**What is expected**
Pick out every line of the entries below where "Cancel" occurs, and copy those lines.

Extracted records
━━━━━━━━━━━━━━━━━━━━━━━━━━━━━━
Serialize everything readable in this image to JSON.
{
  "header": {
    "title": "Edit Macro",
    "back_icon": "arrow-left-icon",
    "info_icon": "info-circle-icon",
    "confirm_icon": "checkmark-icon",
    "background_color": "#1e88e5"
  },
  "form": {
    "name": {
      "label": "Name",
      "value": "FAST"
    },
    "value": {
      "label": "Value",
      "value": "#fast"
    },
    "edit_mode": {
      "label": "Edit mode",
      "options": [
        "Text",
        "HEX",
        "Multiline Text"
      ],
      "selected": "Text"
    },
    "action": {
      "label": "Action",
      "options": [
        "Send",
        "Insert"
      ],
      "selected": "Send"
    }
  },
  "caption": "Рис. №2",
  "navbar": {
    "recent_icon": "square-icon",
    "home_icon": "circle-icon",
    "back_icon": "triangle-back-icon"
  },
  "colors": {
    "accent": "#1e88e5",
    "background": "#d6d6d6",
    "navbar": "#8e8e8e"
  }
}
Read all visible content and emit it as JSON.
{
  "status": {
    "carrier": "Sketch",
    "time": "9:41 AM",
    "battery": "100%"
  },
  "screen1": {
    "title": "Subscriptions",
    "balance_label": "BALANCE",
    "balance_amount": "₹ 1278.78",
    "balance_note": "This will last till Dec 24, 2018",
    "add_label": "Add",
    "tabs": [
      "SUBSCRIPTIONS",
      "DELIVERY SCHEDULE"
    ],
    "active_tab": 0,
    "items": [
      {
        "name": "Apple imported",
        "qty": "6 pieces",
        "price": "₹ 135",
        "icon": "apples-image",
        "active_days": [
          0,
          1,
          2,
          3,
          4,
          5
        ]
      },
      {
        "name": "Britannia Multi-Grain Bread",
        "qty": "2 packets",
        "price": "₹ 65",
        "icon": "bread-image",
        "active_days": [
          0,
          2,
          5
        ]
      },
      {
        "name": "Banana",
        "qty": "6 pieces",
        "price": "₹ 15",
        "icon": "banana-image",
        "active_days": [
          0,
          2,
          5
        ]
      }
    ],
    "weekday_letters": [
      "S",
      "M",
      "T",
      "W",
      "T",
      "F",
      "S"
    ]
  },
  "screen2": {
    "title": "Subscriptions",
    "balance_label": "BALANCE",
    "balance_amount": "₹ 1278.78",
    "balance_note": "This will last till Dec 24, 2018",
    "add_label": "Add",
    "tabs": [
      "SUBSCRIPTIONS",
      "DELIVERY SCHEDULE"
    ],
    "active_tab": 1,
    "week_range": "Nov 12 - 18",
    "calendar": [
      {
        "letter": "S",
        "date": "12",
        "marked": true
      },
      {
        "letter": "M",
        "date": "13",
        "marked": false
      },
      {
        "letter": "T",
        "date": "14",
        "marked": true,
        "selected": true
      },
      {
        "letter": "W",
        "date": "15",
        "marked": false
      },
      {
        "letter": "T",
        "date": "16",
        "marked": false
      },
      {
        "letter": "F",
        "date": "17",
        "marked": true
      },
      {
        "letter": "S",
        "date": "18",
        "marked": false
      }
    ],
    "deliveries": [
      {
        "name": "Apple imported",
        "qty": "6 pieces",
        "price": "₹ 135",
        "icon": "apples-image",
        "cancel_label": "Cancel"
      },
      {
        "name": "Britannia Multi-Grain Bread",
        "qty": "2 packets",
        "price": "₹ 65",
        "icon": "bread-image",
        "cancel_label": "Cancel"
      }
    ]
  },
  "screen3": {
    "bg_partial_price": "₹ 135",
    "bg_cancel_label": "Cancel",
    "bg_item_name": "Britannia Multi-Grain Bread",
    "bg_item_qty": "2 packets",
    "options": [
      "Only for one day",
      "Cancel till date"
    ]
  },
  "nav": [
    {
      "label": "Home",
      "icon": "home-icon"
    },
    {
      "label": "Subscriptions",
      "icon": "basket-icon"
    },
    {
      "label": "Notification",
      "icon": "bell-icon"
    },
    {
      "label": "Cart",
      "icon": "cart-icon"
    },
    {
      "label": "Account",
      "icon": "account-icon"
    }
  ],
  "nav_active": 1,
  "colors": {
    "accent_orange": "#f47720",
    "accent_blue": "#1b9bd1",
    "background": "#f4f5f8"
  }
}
━━━━━━━━━━━━━━━━━━━━━━━━━━━━━━
**Completed exercise**
        "cancel_label": "Cancel"
        "cancel_label": "Cancel"
    "bg_cancel_label": "Cancel",
      "Cancel till date"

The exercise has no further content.